* [OBJECTIF] Pourriez-vous reprendre le texte ci-dessous sur Sextus Tarquin et le palais des destinées de Leibniz, et le poursuivre après sa dernière phrase ?

+++ TEXTE CITÉ

Je ne veux pas résumer le livre. Tous les articles que j'ai pu lire sur lui confessent la même impuissance à le faire. Mon propos n'est d'ailleurs pas là.
Le passage que je découvre ce soir-là s'articule autour d'une histoire racontée par le philosophe Leibniz dans la troisième partie de ses Essais de Théodicée. Le jeune Sextus Tarquin, qui deviendra le dernier des rois légendaires de la cité romaine, interroge l'oracle d'Apollon sur son avenir. Devant la noirceur du tableau, Sextus s'insurge et se rend à Dodone, près de Jupiter, afin qu'il rectifie le destin prédit. Jupiter restant inflexible, Sextus, dépité, s'abandonne à son destin qui s'accomplit donc selon ce qu'il a été prévu.
Un prêtre, Théodore, qui assiste à la scène, s'émeut du sort de Sextus, de sorte que le dieu suprême le dirige vers sa fille Pallas, à Athènes. En songe, Théodore, touché par un rameau d'or*, est convié à pénétrer dans le "palais des destinées".
Lucrèce et Sextus Tarquin (Simon Vouet) - Wikipedia |
"Celui-ci contient toutes les représentations, dit la déesse, "non seulement de tout ce qui arrive, mais encore de tout ce qui est possible", de sorte que Jupiter puisse passer en revue toutes les formes que l'univers aurait pu prendre et parmi lesquelles il a choisi celle qui lui a plu. Chaque pièce du palais contient ainsi l'une des versions de chacun des événements qui ont fait, qui feront ou qui auraient pu faire l'histoire de tous les hommes comme celle de chacune d'entre eux. (...) Pour convaincre l'homme à la foi vacillante, Pallas propose à Théodore de visiter les pièces qui concernent le malheureux Sextus. Dans l'une de ces chambres se trouve l'histoire vraie de celui-ci où Théodore reconnaît la scène à laquelle il a assisté, Sextus recevant d'Apollon puis de Jupiter l'oracle qui le condamne. Mais il existe toute une série d'autres chambres, d'autres mondes aussi que la déesse lui montre où Sextus connaît d'autres destins, plus vertueux, plus heureux et où il devient un saint plutôt qu'un salaud. Si Jupiter, dans sa grande sagesse et avec la plus totale équité a élu pour le jeune homme un destin honteux et misérable, c'est parce que de celui-ci devaient sortir les grandes choses nécessaires au bien de l'humanité. Il fallait le crime de Sextus - en l'occurrence le viol de Lucrèce - pour que devienne possible la gloire de Rome, "felix culpa", faute heureuse, aussi nécessaire que le péché d'Adam ou la trahison de Judas au salut du monde." (pp. 248-249)

++++++
+++ DONNÉES FOURNIES

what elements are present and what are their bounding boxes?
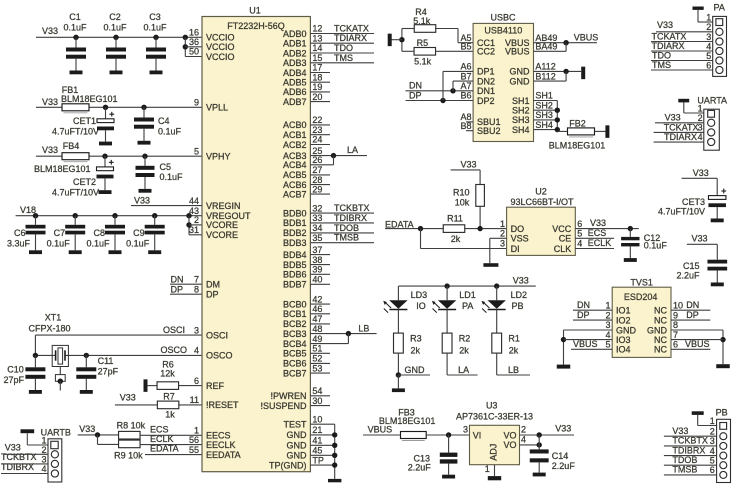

++++++

* [RÉPONSE]
"Mais tant qu'on reste dans le dedans de la boîte, c'est autre chose : un grand récit sans partage pour lequel toutes les péripéties possibles, au lieu de s'exclure les unes les autres, s'additionnent, manifestant sous le regard le réseau ramifié de ce à quoi elles auraient pu conduire et que plus personne ne pourrait vraiment raconter puisqu'il n'existe pas de position depuis laquelle les considérer toutes à la fois."
Quelque chose demande à être dévoilé. Du moins, perçu.
Ou peut-être que je m'illusionne, si c'est le cas, ce n'est pas grave, je n'aurais perdu que mon temps et un peu de sommeil.
Rameaux est paru en 2004, je l'ai acheté à Limoges cette année-là. Dix ans plus tard, je suis bien incapable d'en citer ne serait-ce qu'une seule ligne, mais à le relire, en diagonale, en suivant mes soulignements au crayon, la mémoire revient de l'essentiel du propos.
Et puis, tout à coup, page 171, la fulgurante coïncidence :
" Voici une image ancienne de ces nouveautés. A la fin des Essais de théodicée (414 sqq.), la déesse Pallas entraîne Théodore, le grand sacrificateur, au dernier étage de la pyramide des mondes : à sa pointe extrême, elle lui découvre un appartement si beau qu'il s'en évanouit ; voilà, lui dit la déesse, après l'avoir réveillé, le monde actuel, le nôtre, l'unique, le meilleur. En dessous, dans la nappe inférieure du volume, voyez se multiplier, en bifurcations infinies, d'autres appartements, les mondes possibles que Dieu, au moment de créer, n'a pas choisis.
En cette description sublime, Leibniz mous persuade que Dieu les élimina parce qu'ils comportaient plus de mal que celui-ci."
Tout se passe comme si j'avais eu l'intuition de l'avenir. Quelque chose m'était désigné qui allait prendre sens plus tard. Comme une forme de voyance (qui ne verrait pas grand chose en réalité mais ouvrirait une fenêtre sur un possible). Un geste oraculaire qui se reflète dans l'histoire elle-même, qui est une histoire d'oracle.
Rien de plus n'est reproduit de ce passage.